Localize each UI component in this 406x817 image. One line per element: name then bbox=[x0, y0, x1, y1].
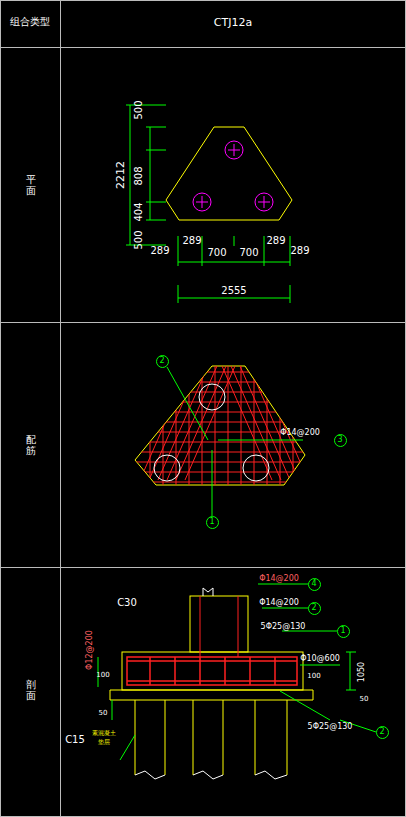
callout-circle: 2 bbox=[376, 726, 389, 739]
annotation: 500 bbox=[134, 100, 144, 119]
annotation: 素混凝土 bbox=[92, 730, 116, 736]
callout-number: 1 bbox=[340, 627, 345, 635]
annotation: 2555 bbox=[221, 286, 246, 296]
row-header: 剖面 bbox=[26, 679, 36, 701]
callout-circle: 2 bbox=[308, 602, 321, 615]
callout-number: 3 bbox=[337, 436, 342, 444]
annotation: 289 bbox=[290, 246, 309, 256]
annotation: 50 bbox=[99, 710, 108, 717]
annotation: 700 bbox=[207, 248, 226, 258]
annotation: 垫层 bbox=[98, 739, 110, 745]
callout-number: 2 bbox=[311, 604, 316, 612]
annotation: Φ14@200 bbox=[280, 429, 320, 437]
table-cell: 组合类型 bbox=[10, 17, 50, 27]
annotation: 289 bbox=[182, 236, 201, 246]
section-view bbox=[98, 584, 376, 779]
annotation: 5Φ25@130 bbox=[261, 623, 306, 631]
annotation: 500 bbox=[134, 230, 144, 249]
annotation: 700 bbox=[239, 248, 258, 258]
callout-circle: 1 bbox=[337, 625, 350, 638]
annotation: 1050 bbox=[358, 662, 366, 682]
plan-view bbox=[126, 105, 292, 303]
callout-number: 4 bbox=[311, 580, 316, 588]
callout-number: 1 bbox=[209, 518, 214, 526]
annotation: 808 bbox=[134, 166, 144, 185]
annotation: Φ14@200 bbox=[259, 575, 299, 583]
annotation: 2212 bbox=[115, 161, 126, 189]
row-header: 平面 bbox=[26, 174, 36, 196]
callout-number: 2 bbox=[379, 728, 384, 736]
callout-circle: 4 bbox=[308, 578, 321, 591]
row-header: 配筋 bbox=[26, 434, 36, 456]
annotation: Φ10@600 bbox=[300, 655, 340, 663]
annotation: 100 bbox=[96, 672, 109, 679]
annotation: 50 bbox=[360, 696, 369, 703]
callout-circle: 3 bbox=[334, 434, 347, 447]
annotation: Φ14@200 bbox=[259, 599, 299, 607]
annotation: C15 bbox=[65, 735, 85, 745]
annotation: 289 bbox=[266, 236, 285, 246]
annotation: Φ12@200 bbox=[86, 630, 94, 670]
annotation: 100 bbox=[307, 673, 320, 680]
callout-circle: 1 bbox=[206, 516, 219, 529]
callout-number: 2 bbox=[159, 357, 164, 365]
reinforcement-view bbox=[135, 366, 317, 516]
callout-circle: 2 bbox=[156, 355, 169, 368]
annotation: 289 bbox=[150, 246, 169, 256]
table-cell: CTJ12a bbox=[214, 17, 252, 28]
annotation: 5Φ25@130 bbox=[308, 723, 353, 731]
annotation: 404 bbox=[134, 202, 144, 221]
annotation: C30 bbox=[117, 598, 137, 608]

::::::::::

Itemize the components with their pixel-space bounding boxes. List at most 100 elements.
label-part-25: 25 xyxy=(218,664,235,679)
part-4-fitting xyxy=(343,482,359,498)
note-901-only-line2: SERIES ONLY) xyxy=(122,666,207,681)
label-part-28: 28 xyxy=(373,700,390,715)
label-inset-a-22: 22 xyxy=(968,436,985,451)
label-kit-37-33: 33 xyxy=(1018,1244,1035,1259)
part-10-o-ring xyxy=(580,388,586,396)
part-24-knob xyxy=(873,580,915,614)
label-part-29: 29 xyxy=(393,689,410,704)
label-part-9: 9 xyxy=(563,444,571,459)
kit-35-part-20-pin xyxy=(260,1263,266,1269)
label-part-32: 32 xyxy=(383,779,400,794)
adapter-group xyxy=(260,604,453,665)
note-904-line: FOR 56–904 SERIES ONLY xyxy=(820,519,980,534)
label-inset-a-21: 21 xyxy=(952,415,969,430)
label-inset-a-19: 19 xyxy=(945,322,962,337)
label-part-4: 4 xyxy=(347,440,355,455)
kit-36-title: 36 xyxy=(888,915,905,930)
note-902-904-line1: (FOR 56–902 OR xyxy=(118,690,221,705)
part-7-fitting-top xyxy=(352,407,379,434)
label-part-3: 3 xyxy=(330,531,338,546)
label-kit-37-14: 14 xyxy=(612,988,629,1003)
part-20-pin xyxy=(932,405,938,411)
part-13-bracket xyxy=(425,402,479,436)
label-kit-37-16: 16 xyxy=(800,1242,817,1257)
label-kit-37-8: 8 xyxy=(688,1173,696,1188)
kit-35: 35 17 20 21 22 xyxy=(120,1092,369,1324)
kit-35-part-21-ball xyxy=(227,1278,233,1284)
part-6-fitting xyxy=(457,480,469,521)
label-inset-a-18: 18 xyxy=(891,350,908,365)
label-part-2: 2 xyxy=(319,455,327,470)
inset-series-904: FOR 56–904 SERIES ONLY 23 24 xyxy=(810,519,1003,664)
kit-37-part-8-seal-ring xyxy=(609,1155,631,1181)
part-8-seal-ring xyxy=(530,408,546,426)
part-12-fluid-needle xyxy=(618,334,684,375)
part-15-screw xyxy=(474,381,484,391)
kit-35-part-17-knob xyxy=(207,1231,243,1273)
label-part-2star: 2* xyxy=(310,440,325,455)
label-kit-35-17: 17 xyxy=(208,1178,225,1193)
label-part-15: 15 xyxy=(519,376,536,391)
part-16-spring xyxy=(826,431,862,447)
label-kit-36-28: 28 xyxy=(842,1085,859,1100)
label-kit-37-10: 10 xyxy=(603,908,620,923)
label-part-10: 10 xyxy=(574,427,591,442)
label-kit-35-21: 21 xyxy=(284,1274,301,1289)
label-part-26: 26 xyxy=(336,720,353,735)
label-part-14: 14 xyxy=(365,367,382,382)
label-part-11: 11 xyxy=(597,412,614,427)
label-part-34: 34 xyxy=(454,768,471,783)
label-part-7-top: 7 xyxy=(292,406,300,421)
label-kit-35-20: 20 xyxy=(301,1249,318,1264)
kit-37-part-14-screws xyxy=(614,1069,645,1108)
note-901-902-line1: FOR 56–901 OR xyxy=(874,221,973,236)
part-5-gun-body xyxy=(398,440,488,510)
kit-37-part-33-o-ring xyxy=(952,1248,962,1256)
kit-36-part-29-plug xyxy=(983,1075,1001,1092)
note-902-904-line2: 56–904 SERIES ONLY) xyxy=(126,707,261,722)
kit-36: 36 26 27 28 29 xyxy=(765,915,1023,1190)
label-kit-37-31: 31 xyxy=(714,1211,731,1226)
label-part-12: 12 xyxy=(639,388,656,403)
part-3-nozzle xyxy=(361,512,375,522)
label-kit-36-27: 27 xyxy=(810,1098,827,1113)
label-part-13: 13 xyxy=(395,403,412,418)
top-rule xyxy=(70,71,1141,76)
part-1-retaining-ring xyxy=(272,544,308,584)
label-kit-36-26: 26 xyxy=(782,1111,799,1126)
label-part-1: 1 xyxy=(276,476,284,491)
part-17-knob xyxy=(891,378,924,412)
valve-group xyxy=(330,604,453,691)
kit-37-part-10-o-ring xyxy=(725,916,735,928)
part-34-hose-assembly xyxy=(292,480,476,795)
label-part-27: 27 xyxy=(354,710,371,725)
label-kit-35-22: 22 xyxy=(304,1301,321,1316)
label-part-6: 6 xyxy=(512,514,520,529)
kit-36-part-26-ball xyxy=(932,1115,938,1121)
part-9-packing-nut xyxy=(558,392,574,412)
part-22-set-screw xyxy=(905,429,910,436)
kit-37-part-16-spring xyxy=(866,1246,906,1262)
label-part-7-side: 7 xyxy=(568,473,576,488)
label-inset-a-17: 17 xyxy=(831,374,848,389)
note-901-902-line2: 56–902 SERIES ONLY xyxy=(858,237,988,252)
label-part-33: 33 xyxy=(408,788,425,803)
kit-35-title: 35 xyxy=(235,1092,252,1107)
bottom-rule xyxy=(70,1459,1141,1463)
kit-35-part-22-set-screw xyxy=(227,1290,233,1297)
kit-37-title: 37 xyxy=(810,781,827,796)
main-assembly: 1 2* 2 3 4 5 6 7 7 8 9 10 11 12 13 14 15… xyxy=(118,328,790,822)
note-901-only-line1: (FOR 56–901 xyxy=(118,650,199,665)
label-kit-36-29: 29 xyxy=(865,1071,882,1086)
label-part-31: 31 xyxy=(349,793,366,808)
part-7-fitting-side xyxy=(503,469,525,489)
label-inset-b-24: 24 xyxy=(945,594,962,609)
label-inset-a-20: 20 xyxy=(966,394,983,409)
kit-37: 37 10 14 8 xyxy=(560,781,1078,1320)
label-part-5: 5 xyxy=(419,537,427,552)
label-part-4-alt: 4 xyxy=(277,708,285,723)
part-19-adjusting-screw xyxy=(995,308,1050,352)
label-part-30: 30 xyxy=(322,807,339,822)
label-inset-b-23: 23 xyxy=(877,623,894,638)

::::::::::

### EXERCISE DESCRIPTION:
Show each line from the rows above that contains the word "seal", copied in full.

### PROBLEM SOLUTION:
kit-37-part-8-seal-ring xyxy=(609,1155,631,1181)
part-8-seal-ring xyxy=(530,408,546,426)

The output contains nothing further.